_Required task_
Can you write out the whole listing exactly?

----

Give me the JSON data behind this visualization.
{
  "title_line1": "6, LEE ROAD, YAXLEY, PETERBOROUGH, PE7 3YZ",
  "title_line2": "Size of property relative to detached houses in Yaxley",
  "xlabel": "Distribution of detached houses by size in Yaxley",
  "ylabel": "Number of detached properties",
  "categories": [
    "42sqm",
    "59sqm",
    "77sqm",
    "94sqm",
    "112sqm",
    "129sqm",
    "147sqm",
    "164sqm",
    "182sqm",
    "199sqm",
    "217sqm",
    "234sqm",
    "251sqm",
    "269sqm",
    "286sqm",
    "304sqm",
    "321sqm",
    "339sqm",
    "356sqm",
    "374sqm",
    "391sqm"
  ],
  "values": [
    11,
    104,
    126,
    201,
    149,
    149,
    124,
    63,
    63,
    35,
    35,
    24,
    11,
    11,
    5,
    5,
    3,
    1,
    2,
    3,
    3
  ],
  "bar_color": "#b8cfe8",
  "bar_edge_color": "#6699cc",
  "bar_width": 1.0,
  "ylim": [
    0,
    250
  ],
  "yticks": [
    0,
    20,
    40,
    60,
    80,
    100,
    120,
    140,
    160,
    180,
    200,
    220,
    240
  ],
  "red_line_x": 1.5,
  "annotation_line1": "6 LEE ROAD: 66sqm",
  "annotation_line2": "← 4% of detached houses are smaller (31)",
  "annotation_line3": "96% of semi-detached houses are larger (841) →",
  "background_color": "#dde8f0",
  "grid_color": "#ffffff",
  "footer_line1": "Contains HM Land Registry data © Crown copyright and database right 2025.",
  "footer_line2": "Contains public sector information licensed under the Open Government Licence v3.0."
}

----

_Answer for this exercise_
Give me the JSON data behind this visualization.
{
  "title_line1": "6, LEE ROAD, YAXLEY, PETERBOROUGH, PE7 3YZ",
  "title_line2": "Size of property relative to detached houses in Yaxley",
  "xlabel": "Distribution of detached houses by size in Yaxley",
  "ylabel": "Number of detached properties",
  "categories": [
    "42sqm",
    "59sqm",
    "77sqm",
    "94sqm",
    "112sqm",
    "129sqm",
    "147sqm",
    "164sqm",
    "182sqm",
    "199sqm",
    "217sqm",
    "234sqm",
    "251sqm",
    "269sqm",
    "286sqm",
    "304sqm",
    "321sqm",
    "339sqm",
    "356sqm",
    "374sqm",
    "391sqm"
  ],
  "values": [
    11,
    104,
    126,
    201,
    149,
    149,
    124,
    63,
    63,
    35,
    35,
    24,
    11,
    11,
    5,
    5,
    3,
    1,
    2,
    3,
    3
  ],
  "bar_color": "#b8cfe8",
  "bar_edge_color": "#6699cc",
  "bar_width": 1.0,
  "ylim": [
    0,
    250
  ],
  "yticks": [
    0,
    20,
    40,
    60,
    80,
    100,
    120,
    140,
    160,
    180,
    200,
    220,
    240
  ],
  "red_line_x": 1.5,
  "annotation_line1": "6 LEE ROAD: 66sqm",
  "annotation_line2": "← 4% of detached houses are smaller (31)",
  "annotation_line3": "96% of semi-detached houses are larger (841) →",
  "background_color": "#dde8f0",
  "grid_color": "#ffffff",
  "footer_line1": "Contains HM Land Registry data © Crown copyright and database right 2025.",
  "footer_line2": "Contains public sector information licensed under the Open Government Licence v3.0."
}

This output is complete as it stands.